Exercise brief>
Without further comment, state how many lines in the listing below contain the word "Vinacea".

Data entries
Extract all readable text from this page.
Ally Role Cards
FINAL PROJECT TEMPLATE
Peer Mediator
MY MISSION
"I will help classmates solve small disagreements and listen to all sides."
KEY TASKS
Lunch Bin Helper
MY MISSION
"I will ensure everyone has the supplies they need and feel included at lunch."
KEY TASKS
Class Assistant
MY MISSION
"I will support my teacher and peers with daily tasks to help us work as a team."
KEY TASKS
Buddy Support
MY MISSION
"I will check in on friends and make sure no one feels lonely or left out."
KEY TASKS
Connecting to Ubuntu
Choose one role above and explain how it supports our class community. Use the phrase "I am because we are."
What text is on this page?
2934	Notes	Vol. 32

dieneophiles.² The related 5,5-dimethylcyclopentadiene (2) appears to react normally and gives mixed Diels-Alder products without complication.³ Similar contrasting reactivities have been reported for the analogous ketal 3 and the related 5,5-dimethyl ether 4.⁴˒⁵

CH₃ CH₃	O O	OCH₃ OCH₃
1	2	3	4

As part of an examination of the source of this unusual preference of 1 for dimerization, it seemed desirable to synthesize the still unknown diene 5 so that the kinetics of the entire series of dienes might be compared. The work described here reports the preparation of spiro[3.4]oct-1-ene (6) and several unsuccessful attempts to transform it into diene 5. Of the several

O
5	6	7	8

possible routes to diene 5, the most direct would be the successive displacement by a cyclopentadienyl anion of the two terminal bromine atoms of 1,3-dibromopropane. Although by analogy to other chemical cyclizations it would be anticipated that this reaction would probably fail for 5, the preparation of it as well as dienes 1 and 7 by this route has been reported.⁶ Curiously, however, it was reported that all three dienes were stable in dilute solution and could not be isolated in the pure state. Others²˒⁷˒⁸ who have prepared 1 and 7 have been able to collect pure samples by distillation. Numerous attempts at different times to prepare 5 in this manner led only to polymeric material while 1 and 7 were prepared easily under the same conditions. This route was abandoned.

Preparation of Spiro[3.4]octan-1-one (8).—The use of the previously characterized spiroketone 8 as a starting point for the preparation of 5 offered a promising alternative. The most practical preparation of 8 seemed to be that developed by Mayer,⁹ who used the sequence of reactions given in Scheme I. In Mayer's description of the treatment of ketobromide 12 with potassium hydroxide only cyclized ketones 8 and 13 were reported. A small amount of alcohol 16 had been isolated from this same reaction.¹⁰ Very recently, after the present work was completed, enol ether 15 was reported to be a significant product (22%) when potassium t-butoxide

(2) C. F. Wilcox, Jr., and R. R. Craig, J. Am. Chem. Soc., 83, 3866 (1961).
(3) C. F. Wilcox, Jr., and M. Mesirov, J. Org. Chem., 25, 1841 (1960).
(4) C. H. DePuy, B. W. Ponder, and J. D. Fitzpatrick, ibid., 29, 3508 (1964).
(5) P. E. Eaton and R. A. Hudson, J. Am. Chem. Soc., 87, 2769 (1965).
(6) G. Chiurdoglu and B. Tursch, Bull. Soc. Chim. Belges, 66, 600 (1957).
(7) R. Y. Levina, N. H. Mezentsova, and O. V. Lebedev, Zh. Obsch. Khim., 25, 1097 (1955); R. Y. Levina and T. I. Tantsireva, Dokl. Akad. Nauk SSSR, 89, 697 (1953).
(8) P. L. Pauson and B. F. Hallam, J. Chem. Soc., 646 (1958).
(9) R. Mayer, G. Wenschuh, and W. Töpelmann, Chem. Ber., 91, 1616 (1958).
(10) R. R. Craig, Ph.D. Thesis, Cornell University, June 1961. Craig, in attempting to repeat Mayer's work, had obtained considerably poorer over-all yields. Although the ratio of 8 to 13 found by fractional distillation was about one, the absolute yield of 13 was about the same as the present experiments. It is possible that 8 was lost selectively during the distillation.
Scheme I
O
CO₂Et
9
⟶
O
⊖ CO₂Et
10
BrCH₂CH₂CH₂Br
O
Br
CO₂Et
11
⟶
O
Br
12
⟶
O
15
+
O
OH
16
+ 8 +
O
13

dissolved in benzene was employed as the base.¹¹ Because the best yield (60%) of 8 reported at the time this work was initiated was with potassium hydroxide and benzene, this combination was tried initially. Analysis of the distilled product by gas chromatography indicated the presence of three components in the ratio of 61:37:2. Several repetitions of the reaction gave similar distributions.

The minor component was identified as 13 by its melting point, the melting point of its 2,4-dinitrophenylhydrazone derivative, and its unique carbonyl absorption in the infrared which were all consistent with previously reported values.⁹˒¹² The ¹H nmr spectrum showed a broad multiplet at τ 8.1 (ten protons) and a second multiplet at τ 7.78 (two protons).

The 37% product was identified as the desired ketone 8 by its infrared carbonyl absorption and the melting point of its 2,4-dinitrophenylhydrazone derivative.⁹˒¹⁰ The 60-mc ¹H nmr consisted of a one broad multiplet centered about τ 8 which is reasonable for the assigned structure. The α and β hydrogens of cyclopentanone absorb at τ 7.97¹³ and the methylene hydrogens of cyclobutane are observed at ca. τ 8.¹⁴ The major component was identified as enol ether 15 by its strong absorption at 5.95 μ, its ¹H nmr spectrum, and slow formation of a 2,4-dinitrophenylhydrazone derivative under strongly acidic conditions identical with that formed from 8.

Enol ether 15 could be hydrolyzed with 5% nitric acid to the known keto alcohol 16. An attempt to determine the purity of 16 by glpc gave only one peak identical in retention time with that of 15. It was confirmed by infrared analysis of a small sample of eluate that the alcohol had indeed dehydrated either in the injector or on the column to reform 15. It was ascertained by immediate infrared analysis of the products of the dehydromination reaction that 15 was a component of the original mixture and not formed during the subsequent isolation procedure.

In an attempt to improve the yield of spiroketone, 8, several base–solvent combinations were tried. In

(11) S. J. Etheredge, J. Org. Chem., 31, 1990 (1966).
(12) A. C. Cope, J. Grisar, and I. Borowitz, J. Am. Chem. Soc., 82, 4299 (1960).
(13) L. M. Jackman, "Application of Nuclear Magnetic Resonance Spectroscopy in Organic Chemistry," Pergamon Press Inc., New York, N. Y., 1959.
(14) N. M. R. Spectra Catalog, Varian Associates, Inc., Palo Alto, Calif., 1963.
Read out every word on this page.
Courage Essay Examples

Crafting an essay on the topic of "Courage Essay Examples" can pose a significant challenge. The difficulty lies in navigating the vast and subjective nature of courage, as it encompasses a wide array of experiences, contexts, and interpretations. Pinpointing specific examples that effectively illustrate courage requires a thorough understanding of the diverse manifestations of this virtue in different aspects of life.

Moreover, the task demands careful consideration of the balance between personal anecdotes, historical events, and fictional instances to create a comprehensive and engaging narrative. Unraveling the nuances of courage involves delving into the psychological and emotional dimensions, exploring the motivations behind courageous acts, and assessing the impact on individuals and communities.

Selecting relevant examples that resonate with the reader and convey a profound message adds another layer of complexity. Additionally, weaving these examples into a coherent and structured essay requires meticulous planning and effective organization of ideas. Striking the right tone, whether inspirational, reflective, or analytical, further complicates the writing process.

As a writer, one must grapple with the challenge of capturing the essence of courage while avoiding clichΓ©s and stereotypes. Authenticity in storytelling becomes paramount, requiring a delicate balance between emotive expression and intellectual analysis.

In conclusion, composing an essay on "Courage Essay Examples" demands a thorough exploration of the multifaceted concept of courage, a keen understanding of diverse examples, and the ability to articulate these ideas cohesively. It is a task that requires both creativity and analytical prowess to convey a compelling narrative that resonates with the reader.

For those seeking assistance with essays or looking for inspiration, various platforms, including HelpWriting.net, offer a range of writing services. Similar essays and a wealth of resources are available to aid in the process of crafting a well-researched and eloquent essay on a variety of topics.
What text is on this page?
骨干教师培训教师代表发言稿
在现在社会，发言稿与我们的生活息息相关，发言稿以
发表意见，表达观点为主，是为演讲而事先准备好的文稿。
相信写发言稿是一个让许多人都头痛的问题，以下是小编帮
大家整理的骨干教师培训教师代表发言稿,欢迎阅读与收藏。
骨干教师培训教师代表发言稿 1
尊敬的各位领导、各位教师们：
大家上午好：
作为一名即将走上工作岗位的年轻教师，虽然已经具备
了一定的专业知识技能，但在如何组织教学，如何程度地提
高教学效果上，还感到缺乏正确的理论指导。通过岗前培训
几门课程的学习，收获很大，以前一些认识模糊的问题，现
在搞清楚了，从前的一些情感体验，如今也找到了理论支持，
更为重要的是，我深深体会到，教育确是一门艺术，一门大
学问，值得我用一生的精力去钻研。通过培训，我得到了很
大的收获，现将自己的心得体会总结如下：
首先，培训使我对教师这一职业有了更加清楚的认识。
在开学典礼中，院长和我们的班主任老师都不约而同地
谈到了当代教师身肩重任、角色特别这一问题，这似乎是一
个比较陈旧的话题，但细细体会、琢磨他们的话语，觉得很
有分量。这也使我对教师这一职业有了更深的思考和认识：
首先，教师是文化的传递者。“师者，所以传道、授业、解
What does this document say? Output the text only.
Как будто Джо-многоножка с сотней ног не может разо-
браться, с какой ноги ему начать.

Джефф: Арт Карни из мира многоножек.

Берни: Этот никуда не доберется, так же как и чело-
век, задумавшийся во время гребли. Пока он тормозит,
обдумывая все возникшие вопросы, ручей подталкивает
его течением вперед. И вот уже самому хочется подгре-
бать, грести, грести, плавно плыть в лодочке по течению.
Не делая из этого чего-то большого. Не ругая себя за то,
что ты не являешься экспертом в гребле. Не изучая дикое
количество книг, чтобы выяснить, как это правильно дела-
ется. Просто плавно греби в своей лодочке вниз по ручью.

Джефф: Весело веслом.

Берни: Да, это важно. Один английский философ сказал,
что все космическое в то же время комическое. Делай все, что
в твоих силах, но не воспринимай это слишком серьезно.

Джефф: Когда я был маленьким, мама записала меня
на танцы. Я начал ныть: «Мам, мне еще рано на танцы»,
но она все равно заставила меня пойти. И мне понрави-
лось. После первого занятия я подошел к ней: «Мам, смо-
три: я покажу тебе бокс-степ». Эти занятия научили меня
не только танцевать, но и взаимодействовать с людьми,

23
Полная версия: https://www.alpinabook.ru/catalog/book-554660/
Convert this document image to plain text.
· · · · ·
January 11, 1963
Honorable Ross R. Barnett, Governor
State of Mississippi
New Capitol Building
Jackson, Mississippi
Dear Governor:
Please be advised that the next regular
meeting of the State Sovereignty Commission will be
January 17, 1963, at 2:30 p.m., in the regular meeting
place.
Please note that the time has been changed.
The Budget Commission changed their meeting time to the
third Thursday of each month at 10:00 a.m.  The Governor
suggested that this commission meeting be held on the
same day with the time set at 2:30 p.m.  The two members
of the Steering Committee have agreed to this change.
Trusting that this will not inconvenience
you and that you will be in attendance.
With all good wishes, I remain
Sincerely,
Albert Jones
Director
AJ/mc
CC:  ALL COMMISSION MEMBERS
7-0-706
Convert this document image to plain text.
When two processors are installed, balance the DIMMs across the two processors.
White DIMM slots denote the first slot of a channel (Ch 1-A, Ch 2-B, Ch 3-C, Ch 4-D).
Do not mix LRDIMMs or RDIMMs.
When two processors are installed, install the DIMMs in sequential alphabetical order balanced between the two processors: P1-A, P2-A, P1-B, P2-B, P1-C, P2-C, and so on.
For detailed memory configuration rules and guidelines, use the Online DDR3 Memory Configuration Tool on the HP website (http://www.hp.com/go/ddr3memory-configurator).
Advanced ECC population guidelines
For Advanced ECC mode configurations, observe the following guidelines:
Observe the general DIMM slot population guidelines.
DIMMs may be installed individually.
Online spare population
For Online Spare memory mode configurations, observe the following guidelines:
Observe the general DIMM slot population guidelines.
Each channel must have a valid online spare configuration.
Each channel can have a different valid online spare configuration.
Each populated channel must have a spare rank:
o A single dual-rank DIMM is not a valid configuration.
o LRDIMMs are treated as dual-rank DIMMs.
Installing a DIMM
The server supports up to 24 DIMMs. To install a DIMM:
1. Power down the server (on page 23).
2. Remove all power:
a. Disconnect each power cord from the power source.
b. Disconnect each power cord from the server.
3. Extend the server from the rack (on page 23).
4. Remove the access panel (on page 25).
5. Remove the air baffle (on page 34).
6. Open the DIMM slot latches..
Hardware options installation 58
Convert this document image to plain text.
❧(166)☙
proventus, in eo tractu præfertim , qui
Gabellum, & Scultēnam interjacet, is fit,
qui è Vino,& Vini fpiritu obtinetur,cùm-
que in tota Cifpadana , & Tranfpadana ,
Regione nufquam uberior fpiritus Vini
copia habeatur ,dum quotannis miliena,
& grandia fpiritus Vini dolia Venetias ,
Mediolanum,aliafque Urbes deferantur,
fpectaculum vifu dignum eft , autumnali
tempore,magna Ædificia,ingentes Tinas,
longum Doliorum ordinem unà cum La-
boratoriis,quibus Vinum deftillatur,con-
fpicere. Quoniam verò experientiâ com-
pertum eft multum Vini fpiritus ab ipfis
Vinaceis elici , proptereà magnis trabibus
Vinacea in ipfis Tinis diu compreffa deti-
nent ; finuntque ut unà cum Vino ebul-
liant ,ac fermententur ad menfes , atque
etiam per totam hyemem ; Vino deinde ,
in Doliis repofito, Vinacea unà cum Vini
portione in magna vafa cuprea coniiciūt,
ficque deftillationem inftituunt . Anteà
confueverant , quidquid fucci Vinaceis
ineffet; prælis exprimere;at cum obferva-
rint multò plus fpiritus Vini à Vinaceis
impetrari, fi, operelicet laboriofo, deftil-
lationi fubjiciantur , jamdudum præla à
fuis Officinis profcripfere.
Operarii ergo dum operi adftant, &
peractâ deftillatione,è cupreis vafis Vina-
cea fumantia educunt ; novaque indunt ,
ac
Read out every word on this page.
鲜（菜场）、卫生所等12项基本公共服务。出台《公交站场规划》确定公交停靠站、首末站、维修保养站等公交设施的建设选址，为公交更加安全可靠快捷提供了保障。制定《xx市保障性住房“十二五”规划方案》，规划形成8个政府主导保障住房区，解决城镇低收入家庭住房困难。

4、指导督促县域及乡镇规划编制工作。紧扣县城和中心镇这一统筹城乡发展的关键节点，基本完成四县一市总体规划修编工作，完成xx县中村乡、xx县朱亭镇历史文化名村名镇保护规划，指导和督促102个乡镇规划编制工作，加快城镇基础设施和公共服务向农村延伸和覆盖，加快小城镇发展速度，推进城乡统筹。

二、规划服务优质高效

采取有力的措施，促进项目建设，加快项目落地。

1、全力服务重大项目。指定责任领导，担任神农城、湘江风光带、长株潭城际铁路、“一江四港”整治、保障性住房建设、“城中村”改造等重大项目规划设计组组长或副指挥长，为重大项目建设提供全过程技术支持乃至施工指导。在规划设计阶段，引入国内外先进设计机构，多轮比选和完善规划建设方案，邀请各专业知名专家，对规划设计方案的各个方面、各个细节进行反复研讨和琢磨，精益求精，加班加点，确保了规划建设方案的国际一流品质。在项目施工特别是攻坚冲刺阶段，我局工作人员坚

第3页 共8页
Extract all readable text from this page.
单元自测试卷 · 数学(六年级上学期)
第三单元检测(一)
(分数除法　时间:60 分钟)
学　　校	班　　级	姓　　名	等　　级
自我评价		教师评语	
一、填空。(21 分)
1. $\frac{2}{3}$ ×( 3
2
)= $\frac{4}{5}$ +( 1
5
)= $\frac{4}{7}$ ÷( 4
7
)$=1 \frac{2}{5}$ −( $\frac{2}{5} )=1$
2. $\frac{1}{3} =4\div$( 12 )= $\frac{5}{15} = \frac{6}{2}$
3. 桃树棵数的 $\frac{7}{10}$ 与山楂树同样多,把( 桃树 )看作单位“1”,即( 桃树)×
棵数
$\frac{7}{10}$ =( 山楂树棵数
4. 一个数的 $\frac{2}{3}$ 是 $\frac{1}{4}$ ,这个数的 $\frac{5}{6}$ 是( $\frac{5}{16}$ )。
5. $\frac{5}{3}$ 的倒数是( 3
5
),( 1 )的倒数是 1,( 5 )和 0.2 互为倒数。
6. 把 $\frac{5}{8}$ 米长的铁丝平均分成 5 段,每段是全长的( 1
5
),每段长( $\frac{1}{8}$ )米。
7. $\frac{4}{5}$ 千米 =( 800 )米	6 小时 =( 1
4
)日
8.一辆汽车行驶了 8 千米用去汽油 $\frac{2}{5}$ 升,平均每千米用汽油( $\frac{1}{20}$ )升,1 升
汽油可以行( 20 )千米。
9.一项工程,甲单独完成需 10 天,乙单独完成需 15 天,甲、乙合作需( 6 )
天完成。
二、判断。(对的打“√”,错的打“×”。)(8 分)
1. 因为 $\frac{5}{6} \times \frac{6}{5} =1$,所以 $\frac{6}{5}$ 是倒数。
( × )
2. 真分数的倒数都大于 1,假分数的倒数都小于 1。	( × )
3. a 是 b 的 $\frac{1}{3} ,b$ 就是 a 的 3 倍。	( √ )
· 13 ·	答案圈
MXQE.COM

Problem solution>
2